Stored records
━━━━━━

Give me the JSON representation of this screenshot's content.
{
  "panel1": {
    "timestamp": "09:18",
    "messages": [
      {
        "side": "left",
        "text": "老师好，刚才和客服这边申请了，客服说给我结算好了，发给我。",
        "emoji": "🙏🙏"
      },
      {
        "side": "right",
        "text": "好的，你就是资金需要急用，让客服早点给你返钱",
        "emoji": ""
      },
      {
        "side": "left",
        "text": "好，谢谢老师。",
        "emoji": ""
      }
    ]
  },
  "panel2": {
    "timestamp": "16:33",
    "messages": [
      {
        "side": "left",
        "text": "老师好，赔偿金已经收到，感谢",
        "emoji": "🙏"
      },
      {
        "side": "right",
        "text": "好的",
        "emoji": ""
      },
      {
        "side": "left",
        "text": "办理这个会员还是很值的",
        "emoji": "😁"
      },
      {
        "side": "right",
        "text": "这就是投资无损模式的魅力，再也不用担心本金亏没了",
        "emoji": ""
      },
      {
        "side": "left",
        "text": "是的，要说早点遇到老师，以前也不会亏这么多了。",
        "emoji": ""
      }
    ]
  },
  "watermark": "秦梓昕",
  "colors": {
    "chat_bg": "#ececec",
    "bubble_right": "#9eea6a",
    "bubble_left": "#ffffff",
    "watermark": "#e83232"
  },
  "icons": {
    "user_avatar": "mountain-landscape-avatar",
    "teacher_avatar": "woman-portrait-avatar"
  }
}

━━━━━━

_Your objective_:
Produce an exact copy of all the records.

_Task output_:
Give me the JSON representation of this screenshot's content.
{
  "panel1": {
    "timestamp": "09:18",
    "messages": [
      {
        "side": "left",
        "text": "老师好，刚才和客服这边申请了，客服说给我结算好了，发给我。",
        "emoji": "🙏🙏"
      },
      {
        "side": "right",
        "text": "好的，你就是资金需要急用，让客服早点给你返钱",
        "emoji": ""
      },
      {
        "side": "left",
        "text": "好，谢谢老师。",
        "emoji": ""
      }
    ]
  },
  "panel2": {
    "timestamp": "16:33",
    "messages": [
      {
        "side": "left",
        "text": "老师好，赔偿金已经收到，感谢",
        "emoji": "🙏"
      },
      {
        "side": "right",
        "text": "好的",
        "emoji": ""
      },
      {
        "side": "left",
        "text": "办理这个会员还是很值的",
        "emoji": "😁"
      },
      {
        "side": "right",
        "text": "这就是投资无损模式的魅力，再也不用担心本金亏没了",
        "emoji": ""
      },
      {
        "side": "left",
        "text": "是的，要说早点遇到老师，以前也不会亏这么多了。",
        "emoji": ""
      }
    ]
  },
  "watermark": "秦梓昕",
  "colors": {
    "chat_bg": "#ececec",
    "bubble_right": "#9eea6a",
    "bubble_left": "#ffffff",
    "watermark": "#e83232"
  },
  "icons": {
    "user_avatar": "mountain-landscape-avatar",
    "teacher_avatar": "woman-portrait-avatar"
  }
}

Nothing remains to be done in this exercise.